━━━ Records for the task

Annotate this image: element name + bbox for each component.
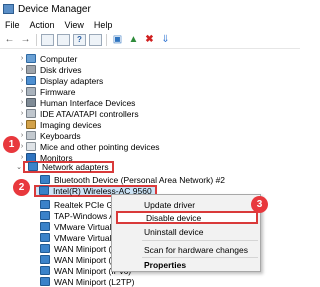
firmware-icon bbox=[26, 87, 36, 96]
step-badge-2: 2 bbox=[13, 179, 30, 196]
tree-item-label: IDE ATA/ATAPI controllers bbox=[40, 108, 139, 119]
chevron-right-icon[interactable]: › bbox=[18, 55, 26, 62]
ide-icon bbox=[26, 109, 36, 118]
tree-item-label: Computer bbox=[40, 53, 78, 64]
camera-icon bbox=[26, 120, 36, 129]
tree-item-firmware[interactable]: › Firmware bbox=[18, 86, 76, 97]
view-icon[interactable] bbox=[89, 34, 102, 46]
menu-item-scan-hardware[interactable]: Scan for hardware changes bbox=[116, 243, 258, 256]
display-adapter-icon bbox=[26, 76, 36, 85]
tree-item-hid[interactable]: › Human Interface Devices bbox=[18, 97, 136, 108]
network-adapter-icon bbox=[40, 255, 50, 264]
back-arrow-icon[interactable]: ← bbox=[3, 34, 16, 46]
tree-item-label: Bluetooth Device (Personal Area Network)… bbox=[54, 174, 226, 185]
network-adapter-icon bbox=[40, 233, 50, 242]
network-adapter-icon bbox=[28, 162, 38, 171]
tree-item-label: Firmware bbox=[40, 86, 76, 97]
toolbar-separator bbox=[106, 34, 107, 46]
mouse-icon bbox=[26, 142, 36, 151]
menu-item-properties[interactable]: Properties bbox=[116, 258, 258, 271]
tree-item-label: Imaging devices bbox=[40, 119, 102, 130]
menu-item-update-driver[interactable]: Update driver bbox=[116, 198, 258, 211]
tree-item-label: Keyboards bbox=[40, 130, 81, 141]
tree-item-network-adapters[interactable]: ⌄ Network adapters bbox=[15, 160, 114, 173]
network-adapters-highlight: Network adapters bbox=[23, 160, 114, 173]
network-adapter-icon bbox=[40, 244, 50, 253]
chevron-right-icon[interactable]: › bbox=[18, 88, 26, 95]
network-adapter-icon bbox=[40, 222, 50, 231]
tree-item-computer[interactable]: › Computer bbox=[18, 53, 78, 64]
menu-item-uninstall-device[interactable]: Uninstall device bbox=[116, 225, 258, 238]
chevron-right-icon[interactable]: › bbox=[18, 66, 26, 73]
menu-item-label: Uninstall device bbox=[144, 226, 204, 237]
chevron-right-icon[interactable]: › bbox=[18, 110, 26, 117]
toolbar-separator bbox=[36, 34, 37, 46]
tree-item-disk-drives[interactable]: › Disk drives bbox=[18, 64, 82, 75]
computer-icon bbox=[26, 54, 36, 63]
properties-icon[interactable] bbox=[41, 34, 54, 46]
menu-item-label: Disable device bbox=[146, 212, 202, 223]
help-icon[interactable]: ? bbox=[73, 34, 86, 46]
tree-item-label: WAN Miniport (L2TP) bbox=[54, 276, 135, 287]
network-child-wan-l2tp[interactable]: WAN Miniport (L2TP) bbox=[40, 276, 134, 287]
menu-item-label: Update driver bbox=[144, 199, 196, 210]
tree-item-label: Network adapters bbox=[42, 161, 109, 172]
menu-file[interactable]: File bbox=[0, 20, 25, 30]
network-child-bluetooth[interactable]: Bluetooth Device (Personal Area Network)… bbox=[40, 174, 225, 185]
menu-action[interactable]: Action bbox=[25, 20, 60, 30]
toolbar: ← → ? ▣ ▲ ✖ ⇓ bbox=[0, 32, 300, 49]
tree-item-label: Human Interface Devices bbox=[40, 97, 136, 108]
chevron-right-icon[interactable]: › bbox=[18, 77, 26, 84]
menu-help[interactable]: Help bbox=[89, 20, 118, 30]
chevron-right-icon[interactable]: › bbox=[18, 132, 26, 139]
step-badge-1: 1 bbox=[3, 136, 20, 153]
network-adapter-icon bbox=[40, 200, 50, 209]
menu-bar: File Action View Help bbox=[0, 18, 300, 32]
download-icon[interactable]: ⇓ bbox=[159, 34, 172, 46]
menu-item-label: Properties bbox=[144, 259, 187, 270]
network-adapter-icon bbox=[40, 175, 50, 184]
device-manager-icon bbox=[3, 4, 14, 14]
update-driver-icon[interactable]: ▲ bbox=[127, 34, 140, 46]
chevron-right-icon[interactable]: › bbox=[18, 121, 26, 128]
chevron-down-icon[interactable]: ⌄ bbox=[15, 163, 23, 171]
hid-icon bbox=[26, 98, 36, 107]
details-icon[interactable] bbox=[57, 34, 70, 46]
tree-item-label: Mice and other pointing devices bbox=[40, 141, 160, 152]
tree-item-imaging[interactable]: › Imaging devices bbox=[18, 119, 102, 130]
tree-item-keyboards[interactable]: › Keyboards bbox=[18, 130, 81, 141]
menu-view[interactable]: View bbox=[60, 20, 89, 30]
step-badge-3: 3 bbox=[251, 196, 268, 213]
tree-item-mice[interactable]: › Mice and other pointing devices bbox=[18, 141, 160, 152]
menu-item-label: Scan for hardware changes bbox=[144, 244, 248, 255]
network-adapter-icon bbox=[40, 266, 50, 275]
context-menu: Update driver Disable device Uninstall d… bbox=[111, 194, 261, 272]
tree-item-label: Disk drives bbox=[40, 64, 82, 75]
monitor-icon[interactable]: ▣ bbox=[111, 34, 124, 46]
network-adapter-icon bbox=[39, 186, 49, 195]
disk-icon bbox=[26, 65, 36, 74]
tree-item-ide[interactable]: › IDE ATA/ATAPI controllers bbox=[18, 108, 139, 119]
window-title: Device Manager bbox=[18, 3, 91, 15]
menu-item-disable-device[interactable]: Disable device bbox=[116, 211, 258, 224]
tree-item-display-adapters[interactable]: › Display adapters bbox=[18, 75, 103, 86]
chevron-right-icon[interactable]: › bbox=[18, 99, 26, 106]
delete-icon[interactable]: ✖ bbox=[143, 34, 156, 46]
tree-item-label: Display adapters bbox=[40, 75, 104, 86]
forward-arrow-icon[interactable]: → bbox=[19, 34, 32, 46]
menu-separator bbox=[142, 240, 258, 241]
network-adapter-icon bbox=[40, 211, 50, 220]
network-child-wan-ip[interactable]: WAN Miniport (IP) bbox=[40, 254, 122, 265]
network-adapter-icon bbox=[40, 277, 50, 286]
title-bar: Device Manager bbox=[0, 0, 300, 18]
keyboard-icon bbox=[26, 131, 36, 140]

━━━━━━

- _Written problem_
Reproduce all of the entries above verbatim, line for line. Leave out the pictures.

- _Solution to this problem_
Annotate this image: element name + bbox for each component.
firmware-icon bbox=[26, 87, 36, 96]
step-badge-2: 2 bbox=[13, 179, 30, 196]
tree-item-label: IDE ATA/ATAPI controllers bbox=[40, 108, 139, 119]
chevron-right-icon[interactable]: › bbox=[18, 55, 26, 62]
ide-icon bbox=[26, 109, 36, 118]
tree-item-label: Computer bbox=[40, 53, 78, 64]
camera-icon bbox=[26, 120, 36, 129]
tree-item-firmware[interactable]: › Firmware bbox=[18, 86, 76, 97]
view-icon[interactable] bbox=[89, 34, 102, 46]
menu-item-scan-hardware[interactable]: Scan for hardware changes bbox=[116, 243, 258, 256]
display-adapter-icon bbox=[26, 76, 36, 85]
tree-item-hid[interactable]: › Human Interface Devices bbox=[18, 97, 136, 108]
network-adapter-icon bbox=[40, 255, 50, 264]
back-arrow-icon[interactable]: ← bbox=[3, 34, 16, 46]
tree-item-label: Bluetooth Device (Personal Area Network)… bbox=[54, 174, 226, 185]
network-adapter-icon bbox=[40, 233, 50, 242]
network-adapter-icon bbox=[28, 162, 38, 171]
tree-item-label: Firmware bbox=[40, 86, 76, 97]
toolbar-separator bbox=[106, 34, 107, 46]
mouse-icon bbox=[26, 142, 36, 151]
menu-item-properties[interactable]: Properties bbox=[116, 258, 258, 271]
tree-item-label: Imaging devices bbox=[40, 119, 102, 130]
menu-item-update-driver[interactable]: Update driver bbox=[116, 198, 258, 211]
tree-item-label: Keyboards bbox=[40, 130, 81, 141]
tree-item-network-adapters[interactable]: ⌄ Network adapters bbox=[15, 160, 114, 173]
network-adapters-highlight: Network adapters bbox=[23, 160, 114, 173]
network-adapter-icon bbox=[40, 244, 50, 253]
chevron-right-icon[interactable]: › bbox=[18, 88, 26, 95]
network-adapter-icon bbox=[40, 222, 50, 231]
tree-item-computer[interactable]: › Computer bbox=[18, 53, 78, 64]
menu-item-uninstall-device[interactable]: Uninstall device bbox=[116, 225, 258, 238]
chevron-right-icon[interactable]: › bbox=[18, 66, 26, 73]
menu-item-label: Uninstall device bbox=[144, 226, 204, 237]
chevron-right-icon[interactable]: › bbox=[18, 110, 26, 117]
toolbar-separator bbox=[36, 34, 37, 46]
tree-item-disk-drives[interactable]: › Disk drives bbox=[18, 64, 82, 75]
computer-icon bbox=[26, 54, 36, 63]
properties-icon[interactable] bbox=[41, 34, 54, 46]
menu-item-label: Disable device bbox=[146, 212, 202, 223]
help-icon[interactable]: ? bbox=[73, 34, 86, 46]
tree-item-label: WAN Miniport (L2TP) bbox=[54, 276, 135, 287]
network-child-wan-l2tp[interactable]: WAN Miniport (L2TP) bbox=[40, 276, 134, 287]
menu-item-label: Update driver bbox=[144, 199, 196, 210]
tree-item-label: Network adapters bbox=[42, 161, 109, 172]
menu-file[interactable]: File bbox=[0, 20, 25, 30]
network-child-bluetooth[interactable]: Bluetooth Device (Personal Area Network)… bbox=[40, 174, 225, 185]
menu-action[interactable]: Action bbox=[25, 20, 60, 30]
toolbar: ← → ? ▣ ▲ ✖ ⇓ bbox=[0, 32, 300, 49]
tree-item-label: Human Interface Devices bbox=[40, 97, 136, 108]
chevron-right-icon[interactable]: › bbox=[18, 77, 26, 84]
menu-help[interactable]: Help bbox=[89, 20, 118, 30]
chevron-right-icon[interactable]: › bbox=[18, 132, 26, 139]
step-badge-1: 1 bbox=[3, 136, 20, 153]
network-adapter-icon bbox=[40, 200, 50, 209]
menu-bar: File Action View Help bbox=[0, 18, 300, 32]
download-icon[interactable]: ⇓ bbox=[159, 34, 172, 46]
menu-item-label: Properties bbox=[144, 259, 187, 270]
network-adapter-icon bbox=[40, 175, 50, 184]
device-manager-icon bbox=[3, 4, 14, 14]
update-driver-icon[interactable]: ▲ bbox=[127, 34, 140, 46]
chevron-right-icon[interactable]: › bbox=[18, 121, 26, 128]
chevron-down-icon[interactable]: ⌄ bbox=[15, 163, 23, 171]
hid-icon bbox=[26, 98, 36, 107]
details-icon[interactable] bbox=[57, 34, 70, 46]
tree-item-label: Mice and other pointing devices bbox=[40, 141, 160, 152]
tree-item-imaging[interactable]: › Imaging devices bbox=[18, 119, 102, 130]
tree-item-keyboards[interactable]: › Keyboards bbox=[18, 130, 81, 141]
menu-view[interactable]: View bbox=[60, 20, 89, 30]
step-badge-3: 3 bbox=[251, 196, 268, 213]
tree-item-mice[interactable]: › Mice and other pointing devices bbox=[18, 141, 160, 152]
menu-item-label: Scan for hardware changes bbox=[144, 244, 248, 255]
network-adapter-icon bbox=[40, 266, 50, 275]
context-menu: Update driver Disable device Uninstall d… bbox=[111, 194, 261, 272]
tree-item-label: Disk drives bbox=[40, 64, 82, 75]
monitor-icon[interactable]: ▣ bbox=[111, 34, 124, 46]
network-adapter-icon bbox=[39, 186, 49, 195]
disk-icon bbox=[26, 65, 36, 74]
tree-item-ide[interactable]: › IDE ATA/ATAPI controllers bbox=[18, 108, 139, 119]
window-title: Device Manager bbox=[18, 3, 91, 15]
menu-item-disable-device[interactable]: Disable device bbox=[116, 211, 258, 224]
tree-item-display-adapters[interactable]: › Display adapters bbox=[18, 75, 103, 86]
chevron-right-icon[interactable]: › bbox=[18, 99, 26, 106]
delete-icon[interactable]: ✖ bbox=[143, 34, 156, 46]
tree-item-label: Display adapters bbox=[40, 75, 104, 86]
forward-arrow-icon[interactable]: → bbox=[19, 34, 32, 46]
menu-separator bbox=[142, 240, 258, 241]
network-adapter-icon bbox=[40, 211, 50, 220]
network-child-wan-ip[interactable]: WAN Miniport (IP) bbox=[40, 254, 122, 265]
network-adapter-icon bbox=[40, 277, 50, 286]
title-bar: Device Manager bbox=[0, 0, 300, 18]
keyboard-icon bbox=[26, 131, 36, 140]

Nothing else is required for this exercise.